OBJECTIVE »
The entries below contain pictures. Retype everything except those pictures, exactly as given.

ENTRIES SHOWN »

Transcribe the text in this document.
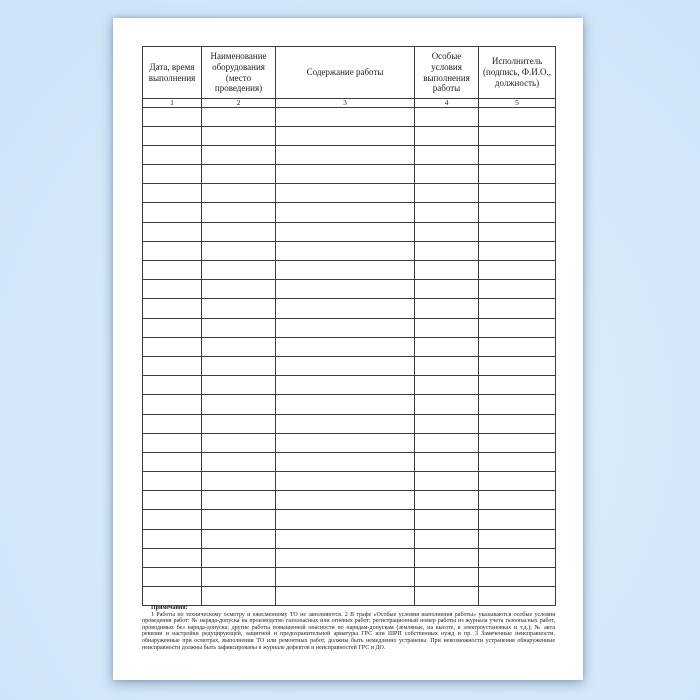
Дата, время выполнения	Наименование оборудования (место проведения)	Содержание работы	Особые условия выполнения работы	Исполнитель (подпись, Ф.И.О., должность)
1	2	3	4	5

Примечания:

1 Работы по техническому осмотру и ежесменному ТО не заполняются. 2 В графе «Особые условия выполнения работы» указываются особые условия проведения работ: № наряда-допуска на производство газоопасных или огневых работ; регистрационный номер работы из журнала учета газоопасных работ, проводимых без наряда-допуска; другие работы повышенной опасности по нарядам-допускам (земляные, на высоте, в электроустановках и т.д.); № акта ревизии и настройки редуцирующей, защитной и предохранительной арматуры ГРС или ШРП собственных нужд и пр. 3 Замеченные неисправности, обнаруженные при осмотрах, выполнении ТО или ремонтных работ, должны быть немедленно устранены. При невозможности устранения обнаруженные неисправности должны быть зафиксированы в журнале дефектов и неисправностей ГРС и ДО.
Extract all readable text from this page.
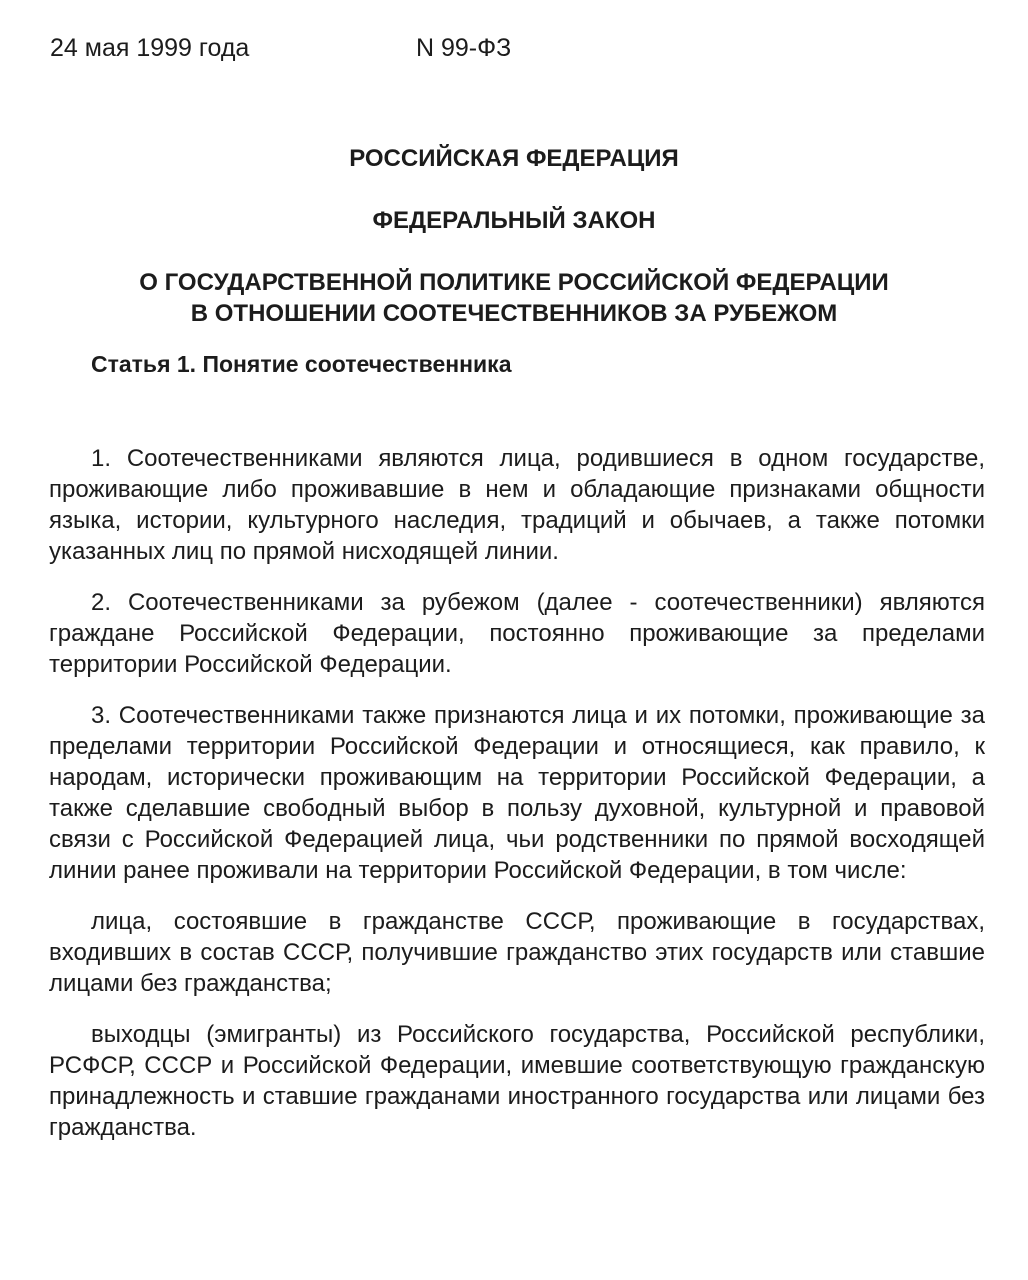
24 мая 1999 года	N 99-ФЗ
РОССИЙСКАЯ ФЕДЕРАЦИЯ
ФЕДЕРАЛЬНЫЙ ЗАКОН
О ГОСУДАРСТВЕННОЙ ПОЛИТИКЕ РОССИЙСКОЙ ФЕДЕРАЦИИ
В ОТНОШЕНИИ СООТЕЧЕСТВЕННИКОВ ЗА РУБЕЖОМ
Статья 1. Понятие соотечественника

1. Соотечественниками являются лица, родившиеся в одном государстве, проживающие либо проживавшие в нем и обладающие признаками общности языка, истории, культурного наследия, традиций и обычаев, а также потомки указанных лиц по прямой нисходящей линии.

2. Соотечественниками за рубежом (далее - соотечественники) являются граждане Российской Федерации, постоянно проживающие за пределами территории Российской Федерации.

3. Соотечественниками также признаются лица и их потомки, проживающие за пределами территории Российской Федерации и относящиеся, как правило, к народам, исторически проживающим на территории Российской Федерации, а также сделавшие свободный выбор в пользу духовной, культурной и правовой связи с Российской Федерацией лица, чьи родственники по прямой восходящей линии ранее проживали на территории Российской Федерации, в том числе:

лица, состоявшие в гражданстве СССР, проживающие в государствах, входивших в состав СССР, получившие гражданство этих государств или ставшие лицами без гражданства;

выходцы (эмигранты) из Российского государства, Российской республики, РСФСР, СССР и Российской Федерации, имевшие соответствующую гражданскую принадлежность и ставшие гражданами иностранного государства или лицами без гражданства.
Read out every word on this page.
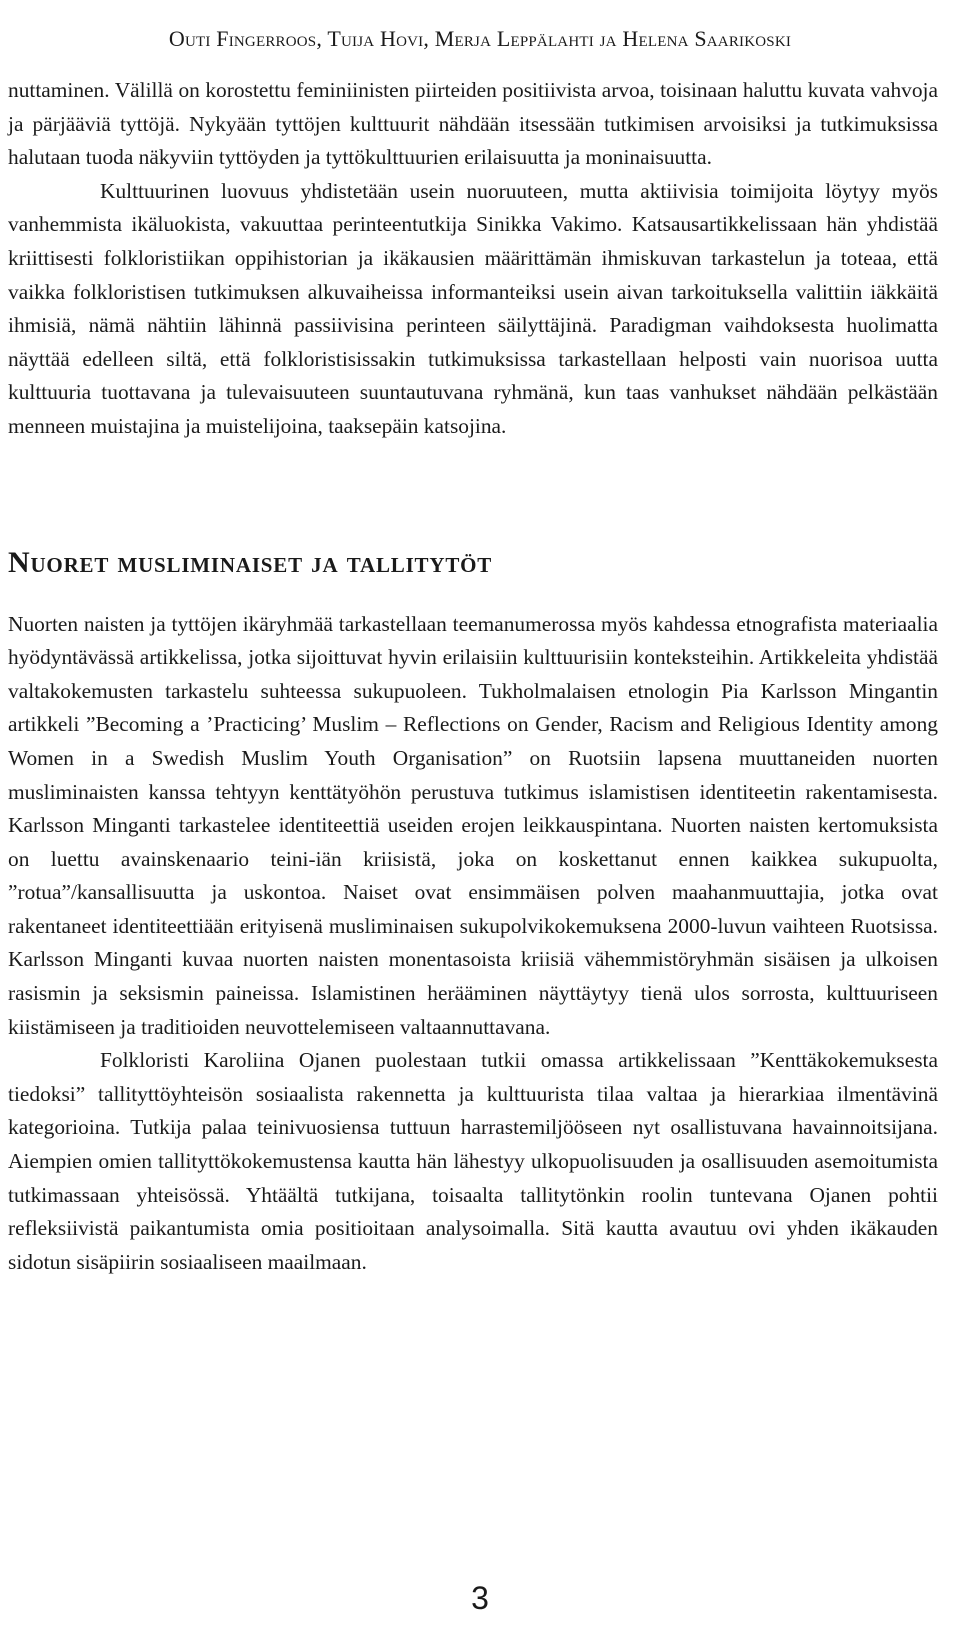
Outi Fingerroos, Tuija Hovi, Merja Leppälahti ja Helena Saarikoski

nuttaminen. Välillä on korostettu feminiinisten piirteiden positiivista arvoa, toisinaan haluttu kuvata vahvoja ja pärjääviä tyttöjä. Nykyään tyttöjen kulttuurit nähdään itsessään tutkimisen arvoisiksi ja tutkimuksissa halutaan tuoda näkyviin tyttöyden ja tyttökulttuurien erilaisuutta ja moninaisuutta.

Kulttuurinen luovuus yhdistetään usein nuoruuteen, mutta aktiivisia toimijoita löytyy myös vanhemmista ikäluokista, vakuuttaa perinteentutkija Sinikka Vakimo. Katsausartikkelissaan hän yhdistää kriittisesti folkloristiikan oppihistorian ja ikäkausien määrittämän ihmiskuvan tarkastelun ja toteaa, että vaikka folkloristisen tutkimuksen alkuvaiheissa informanteiksi usein aivan tarkoituksella valittiin iäkkäitä ihmisiä, nämä nähtiin lähinnä passiivisina perinteen säilyttäjinä. Paradigman vaihdoksesta huolimatta näyttää edelleen siltä, että folkloristisissakin tutkimuksissa tarkastellaan helposti vain nuorisoa uutta kulttuuria tuottavana ja tulevaisuuteen suuntautuvana ryhmänä, kun taas vanhukset nähdään pelkästään menneen muistajina ja muistelijoina, taaksepäin katsojina.

Nuoret musliminaiset ja tallitytöt

Nuorten naisten ja tyttöjen ikäryhmää tarkastellaan teemanumerossa myös kahdessa etnografista materiaalia hyödyntävässä artikkelissa, jotka sijoittuvat hyvin erilaisiin kulttuurisiin konteksteihin. Artikkeleita yhdistää valtakokemusten tarkastelu suhteessa sukupuoleen. Tukholmalaisen etnologin Pia Karlsson Mingantin artikkeli ”Becoming a ’Practicing’ Muslim – Reflections on Gender, Racism and Religious Identity among Women in a Swedish Muslim Youth Organisation” on Ruotsiin lapsena muuttaneiden nuorten musliminaisten kanssa tehtyyn kenttätyöhön perustuva tutkimus islamistisen identiteetin rakentamisesta. Karlsson Minganti tarkastelee identiteettiä useiden erojen leikkauspintana. Nuorten naisten kertomuksista on luettu avainskenaario teini-iän kriisistä, joka on koskettanut ennen kaikkea sukupuolta, ”rotua”/kansallisuutta ja uskontoa. Naiset ovat ensimmäisen polven maahanmuuttajia, jotka ovat rakentaneet identiteettiään erityisenä musliminaisen sukupolvikokemuksena 2000-luvun vaihteen Ruotsissa. Karlsson Minganti kuvaa nuorten naisten monentasoista kriisiä vähemmistöryhmän sisäisen ja ulkoisen rasismin ja seksismin paineissa. Islamistinen herääminen näyttäytyy tienä ulos sorrosta, kulttuuriseen kiistämiseen ja traditioiden neuvottelemiseen valtaannuttavana.

Folkloristi Karoliina Ojanen puolestaan tutkii omassa artikkelissaan ”Kenttäkokemuksesta tiedoksi” tallityttöyhteisön sosiaalista rakennetta ja kulttuurista tilaa valtaa ja hierarkiaa ilmentävinä kategorioina. Tutkija palaa teinivuosiensa tuttuun harrastemiljööseen nyt osallistuvana havainnoitsijana. Aiempien omien tallityttökokemustensa kautta hän lähestyy ulkopuolisuuden ja osallisuuden asemoitumista tutkimassaan yhteisössä. Yhtäältä tutkijana, toisaalta tallitytönkin roolin tuntevana Ojanen pohtii refleksiivistä paikantumista omia positioitaan analysoimalla. Sitä kautta avautuu ovi yhden ikäkauden sidotun sisäpiirin sosiaaliseen maailmaan.

3
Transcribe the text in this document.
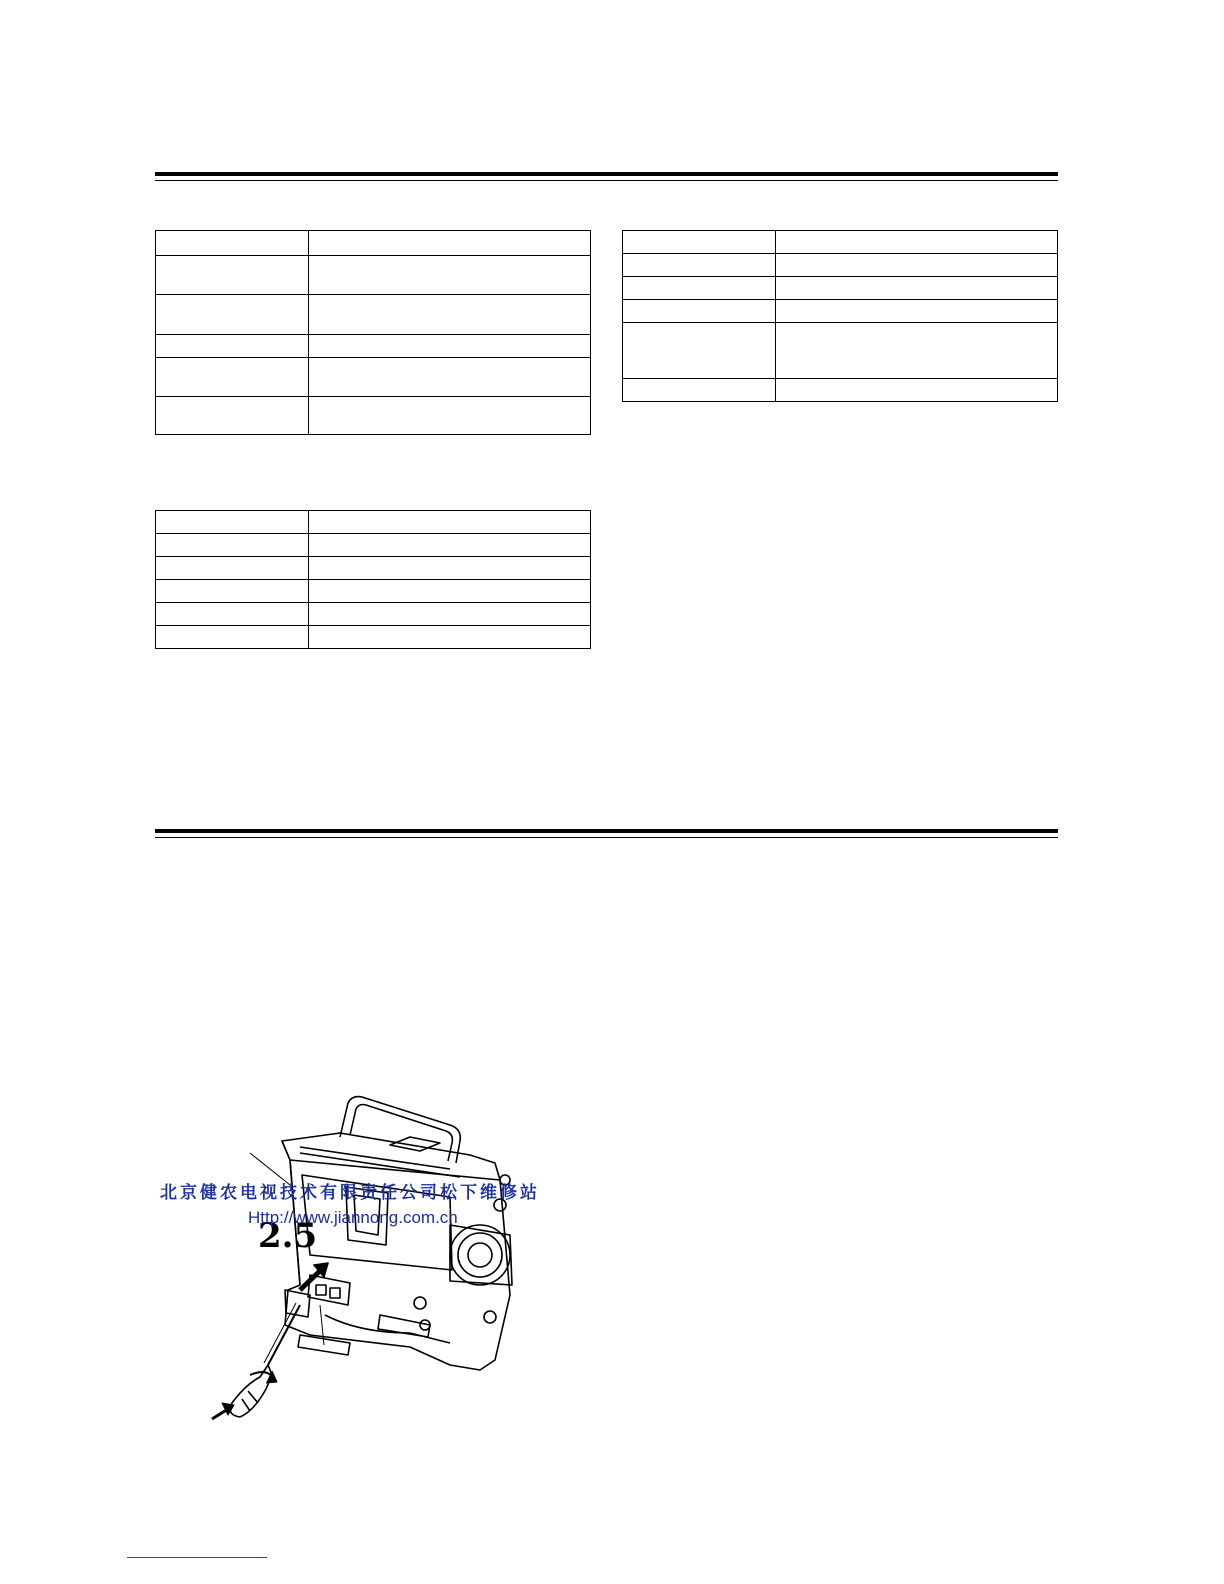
2.5
北京健农电视技术有限责任公司松下维修站
Http://www.jiannong.com.cn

EXERCISE OUTPUT »
Transcribe the text in this document.
Дата, время выполнения	Наименование оборудования (место проведения)	Содержание работы	Особые условия выполнения работы	Исполнитель (подпись, Ф.И.О., должность)
1	2	3	4	5

Примечания:

1 Работы по техническому осмотру и ежесменному ТО не заполняются. 2 В графе «Особые условия выполнения работы» указываются особые условия проведения работ: № наряда-допуска на производство газоопасных или огневых работ; регистрационный номер работы из журнала учета газоопасных работ, проводимых без наряда-допуска; другие работы повышенной опасности по нарядам-допускам (земляные, на высоте, в электроустановках и т.д.); № акта ревизии и настройки редуцирующей, защитной и предохранительной арматуры ГРС или ШРП собственных нужд и пр. 3 Замеченные неисправности, обнаруженные при осмотрах, выполнении ТО или ремонтных работ, должны быть немедленно устранены. При невозможности устранения обнаруженные неисправности должны быть зафиксированы в журнале дефектов и неисправностей ГРС и ДО.
Extract all readable text from this page.
24 мая 1999 года	N 99-ФЗ
РОССИЙСКАЯ ФЕДЕРАЦИЯ
ФЕДЕРАЛЬНЫЙ ЗАКОН
О ГОСУДАРСТВЕННОЙ ПОЛИТИКЕ РОССИЙСКОЙ ФЕДЕРАЦИИ
В ОТНОШЕНИИ СООТЕЧЕСТВЕННИКОВ ЗА РУБЕЖОМ
Статья 1. Понятие соотечественника

1. Соотечественниками являются лица, родившиеся в одном государстве, проживающие либо проживавшие в нем и обладающие признаками общности языка, истории, культурного наследия, традиций и обычаев, а также потомки указанных лиц по прямой нисходящей линии.

2. Соотечественниками за рубежом (далее - соотечественники) являются граждане Российской Федерации, постоянно проживающие за пределами территории Российской Федерации.

3. Соотечественниками также признаются лица и их потомки, проживающие за пределами территории Российской Федерации и относящиеся, как правило, к народам, исторически проживающим на территории Российской Федерации, а также сделавшие свободный выбор в пользу духовной, культурной и правовой связи с Российской Федерацией лица, чьи родственники по прямой восходящей линии ранее проживали на территории Российской Федерации, в том числе:

лица, состоявшие в гражданстве СССР, проживающие в государствах, входивших в состав СССР, получившие гражданство этих государств или ставшие лицами без гражданства;

выходцы (эмигранты) из Российского государства, Российской республики, РСФСР, СССР и Российской Федерации, имевшие соответствующую гражданскую принадлежность и ставшие гражданами иностранного государства или лицами без гражданства.
Read out every word on this page.
Outi Fingerroos, Tuija Hovi, Merja Leppälahti ja Helena Saarikoski

nuttaminen. Välillä on korostettu feminiinisten piirteiden positiivista arvoa, toisinaan haluttu kuvata vahvoja ja pärjääviä tyttöjä. Nykyään tyttöjen kulttuurit nähdään itsessään tutkimisen arvoisiksi ja tutkimuksissa halutaan tuoda näkyviin tyttöyden ja tyttökulttuurien erilaisuutta ja moninaisuutta.

Kulttuurinen luovuus yhdistetään usein nuoruuteen, mutta aktiivisia toimijoita löytyy myös vanhemmista ikäluokista, vakuuttaa perinteentutkija Sinikka Vakimo. Katsausartikkelissaan hän yhdistää kriittisesti folkloristiikan oppihistorian ja ikäkausien määrittämän ihmiskuvan tarkastelun ja toteaa, että vaikka folkloristisen tutkimuksen alkuvaiheissa informanteiksi usein aivan tarkoituksella valittiin iäkkäitä ihmisiä, nämä nähtiin lähinnä passiivisina perinteen säilyttäjinä. Paradigman vaihdoksesta huolimatta näyttää edelleen siltä, että folkloristisissakin tutkimuksissa tarkastellaan helposti vain nuorisoa uutta kulttuuria tuottavana ja tulevaisuuteen suuntautuvana ryhmänä, kun taas vanhukset nähdään pelkästään menneen muistajina ja muistelijoina, taaksepäin katsojina.

Nuoret musliminaiset ja tallitytöt

Nuorten naisten ja tyttöjen ikäryhmää tarkastellaan teemanumerossa myös kahdessa etnografista materiaalia hyödyntävässä artikkelissa, jotka sijoittuvat hyvin erilaisiin kulttuurisiin konteksteihin. Artikkeleita yhdistää valtakokemusten tarkastelu suhteessa sukupuoleen. Tukholmalaisen etnologin Pia Karlsson Mingantin artikkeli ”Becoming a ’Practicing’ Muslim – Reflections on Gender, Racism and Religious Identity among Women in a Swedish Muslim Youth Organisation” on Ruotsiin lapsena muuttaneiden nuorten musliminaisten kanssa tehtyyn kenttätyöhön perustuva tutkimus islamistisen identiteetin rakentamisesta. Karlsson Minganti tarkastelee identiteettiä useiden erojen leikkauspintana. Nuorten naisten kertomuksista on luettu avainskenaario teini-iän kriisistä, joka on koskettanut ennen kaikkea sukupuolta, ”rotua”/kansallisuutta ja uskontoa. Naiset ovat ensimmäisen polven maahanmuuttajia, jotka ovat rakentaneet identiteettiään erityisenä musliminaisen sukupolvikokemuksena 2000-luvun vaihteen Ruotsissa. Karlsson Minganti kuvaa nuorten naisten monentasoista kriisiä vähemmistöryhmän sisäisen ja ulkoisen rasismin ja seksismin paineissa. Islamistinen herääminen näyttäytyy tienä ulos sorrosta, kulttuuriseen kiistämiseen ja traditioiden neuvottelemiseen valtaannuttavana.

Folkloristi Karoliina Ojanen puolestaan tutkii omassa artikkelissaan ”Kenttäkokemuksesta tiedoksi” tallityttöyhteisön sosiaalista rakennetta ja kulttuurista tilaa valtaa ja hierarkiaa ilmentävinä kategorioina. Tutkija palaa teinivuosiensa tuttuun harrastemiljööseen nyt osallistuvana havainnoitsijana. Aiempien omien tallityttökokemustensa kautta hän lähestyy ulkopuolisuuden ja osallisuuden asemoitumista tutkimassaan yhteisössä. Yhtäältä tutkijana, toisaalta tallitytönkin roolin tuntevana Ojanen pohtii refleksiivistä paikantumista omia positioitaan analysoimalla. Sitä kautta avautuu ovi yhden ikäkauden sidotun sisäpiirin sosiaaliseen maailmaan.

3
Transcribe the text in this document.
2.5
北京健农电视技术有限责任公司松下维修站
Http://www.jiannong.com.cn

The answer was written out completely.